(WHAT TO WORK ON)
Output the data exactly, with every line intact.

<<<<

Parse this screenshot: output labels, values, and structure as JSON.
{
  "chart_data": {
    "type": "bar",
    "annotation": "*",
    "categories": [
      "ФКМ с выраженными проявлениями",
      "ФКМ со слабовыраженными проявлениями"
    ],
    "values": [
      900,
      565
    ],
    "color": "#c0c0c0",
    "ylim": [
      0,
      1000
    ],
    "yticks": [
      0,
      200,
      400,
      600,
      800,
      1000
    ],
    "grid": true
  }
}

>>>>

(OUTPUT OF THE EXERCISE)
Parse this screenshot: output labels, values, and structure as JSON.
{
  "chart_data": {
    "type": "bar",
    "annotation": "*",
    "categories": [
      "ФКМ с выраженными проявлениями",
      "ФКМ со слабовыраженными проявлениями"
    ],
    "values": [
      900,
      565
    ],
    "color": "#c0c0c0",
    "ylim": [
      0,
      1000
    ],
    "yticks": [
      0,
      200,
      400,
      600,
      800,
      1000
    ],
    "grid": true
  }
}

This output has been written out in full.